- THE EXERCISE -
Go through the entries below and collect each line with the string "arcmin" in it.

- PROVIDED DATA -
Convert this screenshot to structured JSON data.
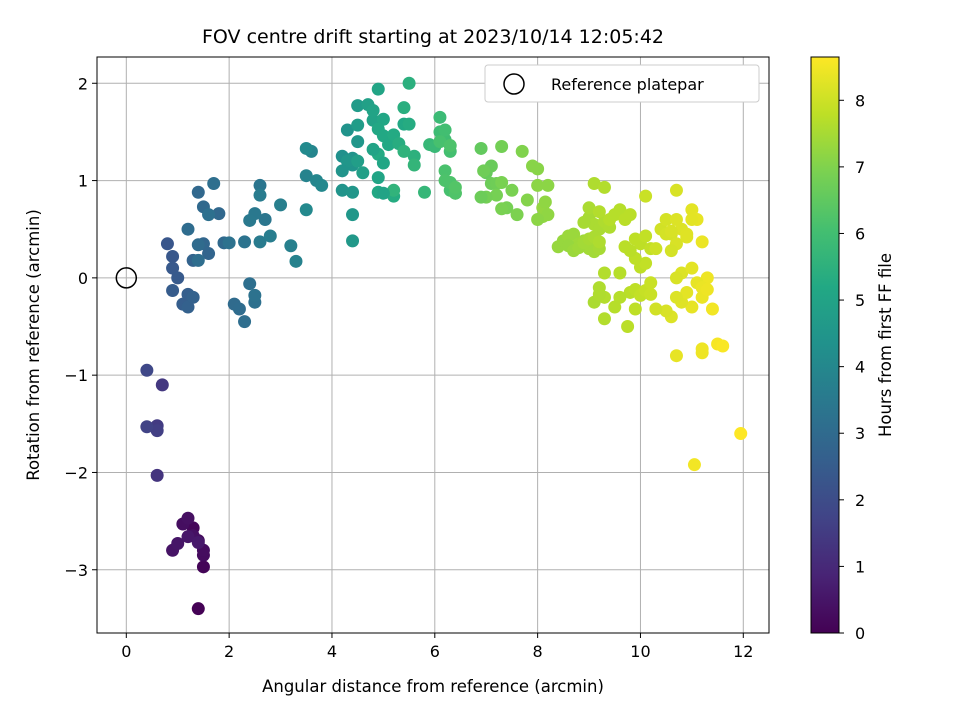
{
  "chart_data": {
    "type": "scatter",
    "title": "FOV centre drift starting at 2023/10/14 12:05:42",
    "xlabel": "Angular distance from reference (arcmin)",
    "ylabel": "Rotation from reference (arcmin)",
    "xlim": [
      -0.57,
      12.5
    ],
    "ylim": [
      -3.65,
      2.27
    ],
    "xticks": [
      0,
      2,
      4,
      6,
      8,
      10,
      12
    ],
    "yticks": [
      -3,
      -2,
      -1,
      0,
      1,
      2
    ],
    "xtick_labels": [
      "0",
      "2",
      "4",
      "6",
      "8",
      "10",
      "12"
    ],
    "ytick_labels": [
      "−3",
      "−2",
      "−1",
      "0",
      "1",
      "2"
    ],
    "grid": true,
    "legend": {
      "placement": "top-right",
      "label": "Reference platepar"
    },
    "reference_point": {
      "x": 0,
      "y": 0
    },
    "colorbar": {
      "label": "Hours from first FF file",
      "colormap": "viridis",
      "range": [
        0,
        8.65
      ],
      "ticks": [
        0,
        1,
        2,
        3,
        4,
        5,
        6,
        7,
        8
      ],
      "tick_labels": [
        "0",
        "1",
        "2",
        "3",
        "4",
        "5",
        "6",
        "7",
        "8"
      ]
    },
    "series": [
      {
        "x": [
          1.4,
          1.5,
          1.3,
          1.4,
          1.5,
          1.5,
          1.1,
          1.2,
          1.3,
          0.9,
          1.0,
          1.2,
          1.4,
          0.6,
          0.6,
          0.6,
          0.4,
          0.7,
          0.4,
          0.8,
          0.9,
          0.9,
          1.0,
          0.9,
          1.1,
          1.2,
          1.2,
          1.3,
          1.3,
          1.6,
          1.5,
          1.8,
          1.9,
          2.1,
          2.2,
          2.3,
          2.4,
          2.5,
          2.5,
          1.4,
          1.5,
          1.4,
          1.2,
          1.4,
          1.7,
          1.6,
          2.0,
          2.3,
          2.6,
          2.7,
          2.5,
          2.4,
          2.6,
          2.6,
          2.8,
          3.0,
          3.2,
          3.3,
          3.5,
          3.6,
          3.7,
          3.8,
          3.5,
          3.5,
          4.2,
          4.3,
          4.4,
          4.4,
          4.3,
          4.5,
          4.2,
          4.4,
          4.4,
          4.4,
          4.3,
          4.2,
          4.5,
          4.5,
          4.5,
          4.6,
          4.7,
          4.8,
          4.8,
          4.9,
          5.0,
          4.9,
          5.0,
          4.9,
          4.8,
          4.9,
          5.0,
          4.9,
          5.1,
          5.2,
          5.2,
          5.3,
          5.4,
          5.5,
          5.6,
          5.4,
          5.2,
          5.6,
          5.8,
          5.9,
          6.0,
          6.1,
          6.1,
          6.2,
          6.2,
          6.3,
          6.3,
          6.2,
          6.3,
          6.4,
          6.2,
          6.1,
          6.3,
          6.4,
          6.4,
          5.4,
          5.5,
          5.0,
          6.9,
          7.0,
          7.1,
          7.1,
          7.2,
          7.3,
          7.4,
          7.5,
          7.6,
          7.7,
          7.8,
          7.9,
          8.0,
          8.1,
          8.1,
          8.2,
          8.2,
          8.0,
          7.3,
          7.2,
          7.0,
          6.9,
          6.95,
          7.3,
          8.15,
          8.0,
          8.4,
          8.5,
          8.6,
          8.7,
          8.8,
          8.9,
          9.0,
          9.1,
          9.2,
          9.0,
          9.1,
          9.2,
          9.3,
          9.4,
          8.6,
          8.7,
          8.8,
          8.9,
          9.0,
          9.1,
          9.2,
          8.9,
          9.0,
          9.1,
          9.2,
          9.3,
          9.4,
          9.5,
          9.6,
          9.7,
          9.8,
          9.9,
          10.0,
          10.1,
          10.2,
          10.0,
          10.1,
          9.9,
          9.8,
          9.7,
          9.6,
          9.8,
          9.9,
          10.0,
          10.1,
          10.2,
          9.2,
          9.3,
          9.1,
          9.2,
          9.3,
          9.5,
          9.9,
          9.75,
          10.2,
          9.6,
          9.3,
          10.1,
          10.3,
          10.4,
          10.5,
          10.6,
          10.7,
          10.8,
          10.9,
          11.0,
          11.1,
          11.2,
          11.3,
          10.7,
          10.8,
          10.6,
          10.7,
          10.5,
          10.9,
          11.0,
          11.1,
          11.2,
          11.0,
          10.8,
          10.6,
          10.5,
          10.3,
          11.2,
          11.5,
          11.6,
          11.2,
          10.7,
          11.05,
          11.95,
          10.9,
          10.7,
          11.2,
          11.4,
          10.7,
          11.3,
          10.6,
          11.0
        ],
        "y": [
          -3.4,
          -2.97,
          -2.57,
          -2.7,
          -2.85,
          -2.8,
          -2.53,
          -2.47,
          -2.65,
          -2.8,
          -2.73,
          -2.66,
          -2.72,
          -2.03,
          -1.52,
          -1.57,
          -1.53,
          -1.1,
          -0.95,
          0.35,
          0.22,
          0.1,
          0.0,
          -0.13,
          -0.27,
          -0.17,
          -0.3,
          -0.2,
          0.18,
          0.25,
          0.35,
          0.66,
          0.36,
          -0.27,
          -0.32,
          -0.45,
          -0.06,
          -0.25,
          -0.18,
          0.88,
          0.73,
          0.34,
          0.5,
          0.18,
          0.97,
          0.65,
          0.36,
          0.37,
          0.95,
          0.6,
          0.66,
          0.59,
          0.37,
          0.85,
          0.43,
          0.75,
          0.33,
          0.17,
          1.05,
          1.3,
          1.0,
          0.95,
          0.7,
          1.33,
          1.25,
          1.21,
          1.23,
          1.16,
          1.52,
          1.4,
          0.9,
          0.88,
          0.65,
          0.38,
          1.2,
          1.1,
          1.77,
          1.57,
          1.2,
          1.08,
          1.78,
          1.62,
          1.72,
          1.94,
          1.63,
          1.53,
          1.46,
          1.27,
          1.32,
          1.03,
          1.18,
          0.88,
          1.37,
          1.47,
          0.84,
          1.38,
          1.75,
          2.0,
          1.25,
          1.3,
          0.9,
          1.16,
          0.88,
          1.37,
          1.35,
          1.65,
          1.5,
          1.42,
          1.52,
          1.3,
          0.9,
          1.1,
          0.98,
          0.87,
          1.0,
          1.4,
          1.36,
          0.87,
          0.93,
          1.58,
          1.58,
          0.87,
          1.33,
          1.08,
          1.15,
          0.97,
          0.97,
          1.35,
          0.72,
          0.9,
          0.65,
          1.3,
          0.8,
          1.15,
          0.95,
          0.63,
          0.72,
          0.65,
          0.95,
          1.12,
          0.71,
          0.85,
          0.83,
          0.83,
          1.1,
          0.98,
          0.78,
          0.6,
          0.32,
          0.38,
          0.43,
          0.45,
          0.35,
          0.38,
          0.3,
          0.27,
          0.3,
          0.62,
          0.55,
          0.5,
          0.58,
          0.52,
          0.33,
          0.28,
          0.31,
          0.36,
          0.4,
          0.42,
          0.37,
          0.57,
          0.72,
          0.97,
          0.68,
          0.93,
          0.6,
          0.65,
          0.7,
          0.6,
          0.65,
          0.4,
          0.35,
          0.43,
          0.3,
          0.11,
          0.15,
          0.2,
          0.28,
          0.32,
          0.05,
          -0.15,
          -0.12,
          -0.18,
          -0.13,
          -0.05,
          -0.1,
          -0.2,
          -0.25,
          -0.17,
          -0.42,
          -0.3,
          -0.32,
          -0.5,
          -0.17,
          -0.2,
          0.05,
          0.84,
          0.3,
          0.5,
          0.6,
          0.45,
          0.35,
          0.5,
          0.45,
          0.7,
          0.6,
          0.37,
          0.0,
          0.9,
          0.05,
          0.28,
          0.0,
          0.45,
          0.42,
          0.1,
          -0.05,
          -0.2,
          -0.3,
          -0.25,
          -0.4,
          -0.34,
          -0.32,
          -0.1,
          -0.68,
          -0.7,
          -0.77,
          -0.8,
          -1.92,
          -1.6,
          -0.15,
          -0.2,
          -0.73,
          -0.32,
          0.6,
          -0.12,
          0.48,
          0.6
        ],
        "hours": [
          0.02,
          0.09,
          0.15,
          0.2,
          0.25,
          0.28,
          0.32,
          0.36,
          0.4,
          0.45,
          0.5,
          0.55,
          0.6,
          1.3,
          1.5,
          1.6,
          1.7,
          1.4,
          1.85,
          2.3,
          2.35,
          2.4,
          2.45,
          2.5,
          2.55,
          2.6,
          2.65,
          2.7,
          2.75,
          2.8,
          2.85,
          2.9,
          2.95,
          3.0,
          3.05,
          3.1,
          3.15,
          3.2,
          3.25,
          2.9,
          2.95,
          3.0,
          3.05,
          3.1,
          3.15,
          3.2,
          3.25,
          3.3,
          3.35,
          3.4,
          3.45,
          3.5,
          3.55,
          3.6,
          3.65,
          3.7,
          3.75,
          3.8,
          3.85,
          3.9,
          3.95,
          4.0,
          4.05,
          4.1,
          4.3,
          4.35,
          4.4,
          4.45,
          4.4,
          4.5,
          4.45,
          4.5,
          4.55,
          4.6,
          4.5,
          4.45,
          4.7,
          4.75,
          4.8,
          4.85,
          4.9,
          4.95,
          5.0,
          5.05,
          5.1,
          5.15,
          5.2,
          5.25,
          5.0,
          5.05,
          5.1,
          5.15,
          5.2,
          5.25,
          5.3,
          5.35,
          5.4,
          5.45,
          5.5,
          5.55,
          5.6,
          5.65,
          5.7,
          5.75,
          5.8,
          5.85,
          5.9,
          5.95,
          6.0,
          6.05,
          6.1,
          6.15,
          6.2,
          6.25,
          6.2,
          6.1,
          6.2,
          6.25,
          6.3,
          5.2,
          5.3,
          5.0,
          6.55,
          6.6,
          6.65,
          6.7,
          6.75,
          6.8,
          6.85,
          6.9,
          6.95,
          7.0,
          7.05,
          7.1,
          7.15,
          7.2,
          7.25,
          7.2,
          7.15,
          7.1,
          6.9,
          6.85,
          6.8,
          6.7,
          6.75,
          6.9,
          7.2,
          7.15,
          7.3,
          7.3,
          7.35,
          7.35,
          7.4,
          7.4,
          7.45,
          7.45,
          7.5,
          7.5,
          7.55,
          7.55,
          7.6,
          7.6,
          7.3,
          7.35,
          7.4,
          7.45,
          7.5,
          7.55,
          7.6,
          7.5,
          7.55,
          7.6,
          7.65,
          7.65,
          7.7,
          7.7,
          7.7,
          7.75,
          7.75,
          7.8,
          7.8,
          7.85,
          7.85,
          7.8,
          7.85,
          7.8,
          7.75,
          7.75,
          7.7,
          7.75,
          7.8,
          7.85,
          7.9,
          7.95,
          7.6,
          7.65,
          7.55,
          7.6,
          7.65,
          7.7,
          7.8,
          7.75,
          7.95,
          7.7,
          7.65,
          7.95,
          8.0,
          8.05,
          8.1,
          8.1,
          8.15,
          8.2,
          8.25,
          8.3,
          8.35,
          8.4,
          8.45,
          8.15,
          8.2,
          8.1,
          8.15,
          8.1,
          8.25,
          8.3,
          8.35,
          8.4,
          8.35,
          8.25,
          8.2,
          8.15,
          8.05,
          8.4,
          8.55,
          8.6,
          8.45,
          8.35,
          8.5,
          8.65,
          8.3,
          8.2,
          8.45,
          8.5,
          8.2,
          8.45,
          8.15,
          8.3
        ]
      }
    ]
  }
}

- OUTPUT -
    "xlabel": "Angular distance from reference (arcmin)",
    "ylabel": "Rotation from reference (arcmin)",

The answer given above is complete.